Coordinate annotation records
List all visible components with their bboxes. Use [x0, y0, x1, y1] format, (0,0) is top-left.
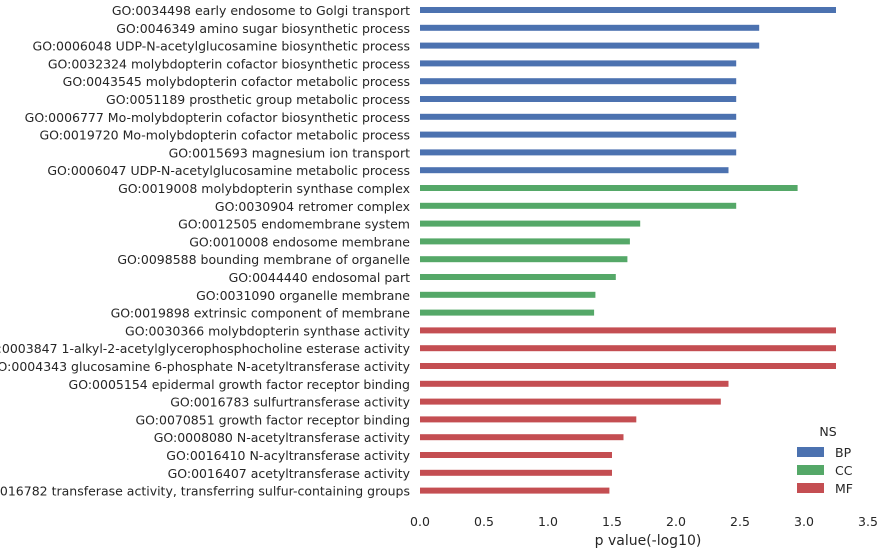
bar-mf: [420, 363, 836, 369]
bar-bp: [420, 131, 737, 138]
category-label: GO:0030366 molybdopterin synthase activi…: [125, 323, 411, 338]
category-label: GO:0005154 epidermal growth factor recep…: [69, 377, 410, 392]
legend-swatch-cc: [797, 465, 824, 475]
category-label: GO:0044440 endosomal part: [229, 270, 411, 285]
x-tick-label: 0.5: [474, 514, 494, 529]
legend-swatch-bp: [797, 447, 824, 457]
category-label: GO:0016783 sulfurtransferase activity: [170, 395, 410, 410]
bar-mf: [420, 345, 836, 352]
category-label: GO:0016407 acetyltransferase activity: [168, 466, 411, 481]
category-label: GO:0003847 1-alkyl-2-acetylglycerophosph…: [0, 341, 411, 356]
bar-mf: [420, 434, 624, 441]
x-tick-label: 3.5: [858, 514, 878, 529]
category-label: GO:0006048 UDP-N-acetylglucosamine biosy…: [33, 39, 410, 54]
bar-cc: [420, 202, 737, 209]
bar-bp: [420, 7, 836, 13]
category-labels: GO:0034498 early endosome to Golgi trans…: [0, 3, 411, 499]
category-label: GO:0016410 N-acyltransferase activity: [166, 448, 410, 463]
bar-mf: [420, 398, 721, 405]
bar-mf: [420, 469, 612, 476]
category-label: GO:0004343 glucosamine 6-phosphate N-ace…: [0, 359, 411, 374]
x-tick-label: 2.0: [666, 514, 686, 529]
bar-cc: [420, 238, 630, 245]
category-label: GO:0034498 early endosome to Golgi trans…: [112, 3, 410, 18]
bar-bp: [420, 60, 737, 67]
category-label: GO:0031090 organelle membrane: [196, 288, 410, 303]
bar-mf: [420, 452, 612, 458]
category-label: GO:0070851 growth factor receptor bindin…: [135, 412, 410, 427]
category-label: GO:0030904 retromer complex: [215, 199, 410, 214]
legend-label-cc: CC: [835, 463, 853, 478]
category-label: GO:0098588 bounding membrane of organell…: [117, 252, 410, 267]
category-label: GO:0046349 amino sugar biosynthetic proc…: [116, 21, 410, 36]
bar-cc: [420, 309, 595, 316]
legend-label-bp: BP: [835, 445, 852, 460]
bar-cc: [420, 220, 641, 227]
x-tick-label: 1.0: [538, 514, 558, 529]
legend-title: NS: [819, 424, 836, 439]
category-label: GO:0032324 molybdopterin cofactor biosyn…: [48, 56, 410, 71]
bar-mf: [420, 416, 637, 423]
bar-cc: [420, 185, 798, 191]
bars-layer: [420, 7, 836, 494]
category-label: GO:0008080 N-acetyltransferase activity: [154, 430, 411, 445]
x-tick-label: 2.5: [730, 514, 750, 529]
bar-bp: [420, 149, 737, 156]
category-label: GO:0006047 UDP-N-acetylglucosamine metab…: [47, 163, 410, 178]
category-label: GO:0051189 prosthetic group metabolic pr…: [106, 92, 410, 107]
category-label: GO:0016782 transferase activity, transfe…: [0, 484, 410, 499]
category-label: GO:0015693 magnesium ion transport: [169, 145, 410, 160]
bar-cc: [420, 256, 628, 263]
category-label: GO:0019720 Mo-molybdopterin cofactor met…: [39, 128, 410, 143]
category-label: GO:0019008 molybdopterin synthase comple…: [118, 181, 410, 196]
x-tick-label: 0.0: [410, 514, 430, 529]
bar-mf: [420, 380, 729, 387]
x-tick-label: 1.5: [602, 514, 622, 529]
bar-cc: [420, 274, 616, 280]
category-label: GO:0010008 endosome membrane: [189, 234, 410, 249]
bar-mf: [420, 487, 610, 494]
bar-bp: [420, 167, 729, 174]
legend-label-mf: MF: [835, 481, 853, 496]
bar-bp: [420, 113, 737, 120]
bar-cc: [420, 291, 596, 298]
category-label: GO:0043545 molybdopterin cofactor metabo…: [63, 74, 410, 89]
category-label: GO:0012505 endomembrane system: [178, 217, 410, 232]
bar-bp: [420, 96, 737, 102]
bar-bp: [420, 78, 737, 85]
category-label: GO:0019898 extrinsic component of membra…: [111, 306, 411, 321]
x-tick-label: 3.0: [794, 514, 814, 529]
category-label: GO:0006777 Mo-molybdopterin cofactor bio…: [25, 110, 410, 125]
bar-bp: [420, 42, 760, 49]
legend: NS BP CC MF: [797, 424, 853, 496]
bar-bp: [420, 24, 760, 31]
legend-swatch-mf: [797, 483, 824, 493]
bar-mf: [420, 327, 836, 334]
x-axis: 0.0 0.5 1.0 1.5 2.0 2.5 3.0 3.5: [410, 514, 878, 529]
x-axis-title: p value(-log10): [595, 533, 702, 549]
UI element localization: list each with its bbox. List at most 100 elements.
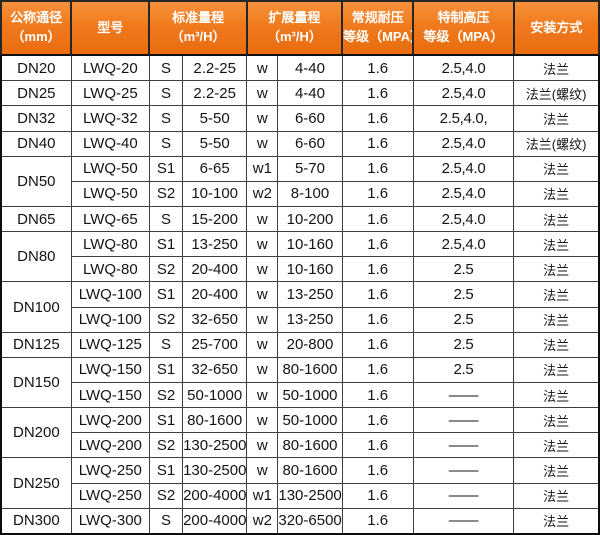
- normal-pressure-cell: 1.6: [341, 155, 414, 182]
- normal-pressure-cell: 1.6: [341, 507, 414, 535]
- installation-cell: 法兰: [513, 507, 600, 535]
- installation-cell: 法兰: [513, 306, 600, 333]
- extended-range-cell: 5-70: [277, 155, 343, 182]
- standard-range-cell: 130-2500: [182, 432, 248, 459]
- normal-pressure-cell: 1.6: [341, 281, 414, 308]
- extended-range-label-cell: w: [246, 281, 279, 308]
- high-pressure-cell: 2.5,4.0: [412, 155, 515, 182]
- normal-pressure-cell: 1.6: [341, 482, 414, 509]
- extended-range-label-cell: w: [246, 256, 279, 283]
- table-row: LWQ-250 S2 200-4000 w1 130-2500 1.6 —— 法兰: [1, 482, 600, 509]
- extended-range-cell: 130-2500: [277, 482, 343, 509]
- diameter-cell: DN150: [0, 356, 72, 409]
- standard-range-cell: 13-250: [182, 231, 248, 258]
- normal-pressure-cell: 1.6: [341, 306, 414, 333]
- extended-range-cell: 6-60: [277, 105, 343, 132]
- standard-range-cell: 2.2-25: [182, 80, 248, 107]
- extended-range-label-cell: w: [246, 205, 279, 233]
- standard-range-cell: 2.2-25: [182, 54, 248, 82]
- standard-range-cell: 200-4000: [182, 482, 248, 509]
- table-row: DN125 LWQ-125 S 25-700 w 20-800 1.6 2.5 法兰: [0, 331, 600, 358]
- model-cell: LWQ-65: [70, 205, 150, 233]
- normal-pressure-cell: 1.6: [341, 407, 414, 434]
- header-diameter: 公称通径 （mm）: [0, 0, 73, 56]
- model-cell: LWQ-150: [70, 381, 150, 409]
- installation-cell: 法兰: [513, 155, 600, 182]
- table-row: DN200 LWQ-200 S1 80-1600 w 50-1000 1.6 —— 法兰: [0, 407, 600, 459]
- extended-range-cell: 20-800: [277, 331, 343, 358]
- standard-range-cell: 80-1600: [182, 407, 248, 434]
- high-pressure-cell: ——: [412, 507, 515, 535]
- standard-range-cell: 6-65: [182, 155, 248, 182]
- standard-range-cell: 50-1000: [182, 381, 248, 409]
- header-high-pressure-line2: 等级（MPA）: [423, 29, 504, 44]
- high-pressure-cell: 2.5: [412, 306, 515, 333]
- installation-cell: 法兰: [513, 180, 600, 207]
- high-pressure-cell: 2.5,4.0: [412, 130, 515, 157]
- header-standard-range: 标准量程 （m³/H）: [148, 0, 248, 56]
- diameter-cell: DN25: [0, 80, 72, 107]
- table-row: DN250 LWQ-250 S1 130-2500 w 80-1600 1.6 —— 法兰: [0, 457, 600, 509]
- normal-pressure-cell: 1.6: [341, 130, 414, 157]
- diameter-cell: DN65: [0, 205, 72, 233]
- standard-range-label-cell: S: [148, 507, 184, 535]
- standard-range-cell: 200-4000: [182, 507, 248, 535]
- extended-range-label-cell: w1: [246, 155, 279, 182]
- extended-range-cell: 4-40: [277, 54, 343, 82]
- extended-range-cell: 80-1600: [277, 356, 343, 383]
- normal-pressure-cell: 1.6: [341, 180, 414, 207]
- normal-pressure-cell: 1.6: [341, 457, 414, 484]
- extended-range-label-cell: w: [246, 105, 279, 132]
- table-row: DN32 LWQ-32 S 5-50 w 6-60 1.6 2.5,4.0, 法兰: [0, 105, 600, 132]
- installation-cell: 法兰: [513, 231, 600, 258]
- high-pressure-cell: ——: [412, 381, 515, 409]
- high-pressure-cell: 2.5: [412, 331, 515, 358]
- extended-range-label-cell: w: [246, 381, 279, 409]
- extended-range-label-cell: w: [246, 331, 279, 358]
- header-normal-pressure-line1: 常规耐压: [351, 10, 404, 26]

#### Aim of the task:
Retype everything in the records from the line that contains "- normal-pressure-cell: 1.6: [341, 155, 414, 182]" down to the line that contains "- high-pressure-cell: 2.5: [412, 306, 515, 333]", including both of those lines, with no changes.

#### Correct result:
- normal-pressure-cell: 1.6: [341, 155, 414, 182]
- normal-pressure-cell: 1.6: [341, 507, 414, 535]
- installation-cell: 法兰: [513, 507, 600, 535]
- installation-cell: 法兰: [513, 306, 600, 333]
- extended-range-cell: 5-70: [277, 155, 343, 182]
- standard-range-cell: 130-2500: [182, 432, 248, 459]
- normal-pressure-cell: 1.6: [341, 281, 414, 308]
- extended-range-label-cell: w: [246, 281, 279, 308]
- high-pressure-cell: 2.5,4.0: [412, 155, 515, 182]
- normal-pressure-cell: 1.6: [341, 482, 414, 509]
- extended-range-label-cell: w: [246, 256, 279, 283]
- table-row: LWQ-250 S2 200-4000 w1 130-2500 1.6 —— 法兰: [1, 482, 600, 509]
- extended-range-cell: 130-2500: [277, 482, 343, 509]
- diameter-cell: DN150: [0, 356, 72, 409]
- standard-range-cell: 13-250: [182, 231, 248, 258]
- normal-pressure-cell: 1.6: [341, 306, 414, 333]
- extended-range-cell: 6-60: [277, 105, 343, 132]
- standard-range-cell: 2.2-25: [182, 80, 248, 107]
- extended-range-label-cell: w: [246, 205, 279, 233]
- standard-range-cell: 2.2-25: [182, 54, 248, 82]
- standard-range-cell: 200-4000: [182, 482, 248, 509]
- table-row: DN125 LWQ-125 S 25-700 w 20-800 1.6 2.5 法兰: [0, 331, 600, 358]
- model-cell: LWQ-65: [70, 205, 150, 233]
- normal-pressure-cell: 1.6: [341, 407, 414, 434]
- header-diameter: 公称通径 （mm）: [0, 0, 73, 56]
- model-cell: LWQ-150: [70, 381, 150, 409]
- installation-cell: 法兰: [513, 155, 600, 182]
- table-row: DN200 LWQ-200 S1 80-1600 w 50-1000 1.6 —— 法兰: [0, 407, 600, 459]
- extended-range-cell: 20-800: [277, 331, 343, 358]
- standard-range-cell: 80-1600: [182, 407, 248, 434]
- high-pressure-cell: ——: [412, 507, 515, 535]
- standard-range-cell: 6-65: [182, 155, 248, 182]
- standard-range-cell: 50-1000: [182, 381, 248, 409]
- header-high-pressure-line2: 等级（MPA）: [423, 29, 504, 44]
- high-pressure-cell: 2.5: [412, 306, 515, 333]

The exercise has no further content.